> **Required work**
Take down each entry exactly as written.

»»

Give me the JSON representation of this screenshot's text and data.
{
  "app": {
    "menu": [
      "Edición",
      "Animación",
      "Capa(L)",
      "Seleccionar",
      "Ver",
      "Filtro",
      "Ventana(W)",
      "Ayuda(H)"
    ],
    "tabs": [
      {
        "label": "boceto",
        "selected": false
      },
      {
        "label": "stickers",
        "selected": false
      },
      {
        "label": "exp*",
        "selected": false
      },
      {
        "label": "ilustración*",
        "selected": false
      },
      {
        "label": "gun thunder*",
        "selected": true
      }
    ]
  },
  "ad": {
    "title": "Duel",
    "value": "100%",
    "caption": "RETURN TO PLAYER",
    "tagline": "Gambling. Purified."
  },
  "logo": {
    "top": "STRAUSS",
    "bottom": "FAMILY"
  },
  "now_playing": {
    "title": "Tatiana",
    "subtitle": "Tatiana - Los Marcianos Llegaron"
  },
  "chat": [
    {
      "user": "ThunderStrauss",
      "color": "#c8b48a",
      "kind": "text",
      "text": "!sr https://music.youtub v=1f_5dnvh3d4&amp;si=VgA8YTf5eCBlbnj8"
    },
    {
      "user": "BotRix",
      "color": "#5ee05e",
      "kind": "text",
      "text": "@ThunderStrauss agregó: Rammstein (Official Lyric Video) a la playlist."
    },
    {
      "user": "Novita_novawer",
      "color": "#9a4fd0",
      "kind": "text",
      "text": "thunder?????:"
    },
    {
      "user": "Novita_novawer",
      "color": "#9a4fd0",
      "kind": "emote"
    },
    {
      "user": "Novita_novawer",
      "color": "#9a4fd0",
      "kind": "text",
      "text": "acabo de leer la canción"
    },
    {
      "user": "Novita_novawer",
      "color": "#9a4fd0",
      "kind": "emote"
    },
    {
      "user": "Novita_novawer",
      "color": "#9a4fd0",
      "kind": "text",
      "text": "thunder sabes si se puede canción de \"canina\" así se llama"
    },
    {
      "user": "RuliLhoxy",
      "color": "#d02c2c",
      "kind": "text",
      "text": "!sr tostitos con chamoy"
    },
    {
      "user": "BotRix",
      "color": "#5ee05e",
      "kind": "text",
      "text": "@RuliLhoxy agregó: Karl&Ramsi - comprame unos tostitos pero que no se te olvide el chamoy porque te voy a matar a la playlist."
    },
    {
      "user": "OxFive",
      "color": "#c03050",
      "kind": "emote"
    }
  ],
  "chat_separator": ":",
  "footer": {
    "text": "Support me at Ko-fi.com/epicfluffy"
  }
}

««

> **Result for this exercise**
Give me the JSON representation of this screenshot's text and data.
{
  "app": {
    "menu": [
      "Edición",
      "Animación",
      "Capa(L)",
      "Seleccionar",
      "Ver",
      "Filtro",
      "Ventana(W)",
      "Ayuda(H)"
    ],
    "tabs": [
      {
        "label": "boceto",
        "selected": false
      },
      {
        "label": "stickers",
        "selected": false
      },
      {
        "label": "exp*",
        "selected": false
      },
      {
        "label": "ilustración*",
        "selected": false
      },
      {
        "label": "gun thunder*",
        "selected": true
      }
    ]
  },
  "ad": {
    "title": "Duel",
    "value": "100%",
    "caption": "RETURN TO PLAYER",
    "tagline": "Gambling. Purified."
  },
  "logo": {
    "top": "STRAUSS",
    "bottom": "FAMILY"
  },
  "now_playing": {
    "title": "Tatiana",
    "subtitle": "Tatiana - Los Marcianos Llegaron"
  },
  "chat": [
    {
      "user": "ThunderStrauss",
      "color": "#c8b48a",
      "kind": "text",
      "text": "!sr https://music.youtub v=1f_5dnvh3d4&amp;si=VgA8YTf5eCBlbnj8"
    },
    {
      "user": "BotRix",
      "color": "#5ee05e",
      "kind": "text",
      "text": "@ThunderStrauss agregó: Rammstein (Official Lyric Video) a la playlist."
    },
    {
      "user": "Novita_novawer",
      "color": "#9a4fd0",
      "kind": "text",
      "text": "thunder?????:"
    },
    {
      "user": "Novita_novawer",
      "color": "#9a4fd0",
      "kind": "emote"
    },
    {
      "user": "Novita_novawer",
      "color": "#9a4fd0",
      "kind": "text",
      "text": "acabo de leer la canción"
    },
    {
      "user": "Novita_novawer",
      "color": "#9a4fd0",
      "kind": "emote"
    },
    {
      "user": "Novita_novawer",
      "color": "#9a4fd0",
      "kind": "text",
      "text": "thunder sabes si se puede canción de \"canina\" así se llama"
    },
    {
      "user": "RuliLhoxy",
      "color": "#d02c2c",
      "kind": "text",
      "text": "!sr tostitos con chamoy"
    },
    {
      "user": "BotRix",
      "color": "#5ee05e",
      "kind": "text",
      "text": "@RuliLhoxy agregó: Karl&Ramsi - comprame unos tostitos pero que no se te olvide el chamoy porque te voy a matar a la playlist."
    },
    {
      "user": "OxFive",
      "color": "#c03050",
      "kind": "emote"
    }
  ],
  "chat_separator": ":",
  "footer": {
    "text": "Support me at Ko-fi.com/epicfluffy"
  }
}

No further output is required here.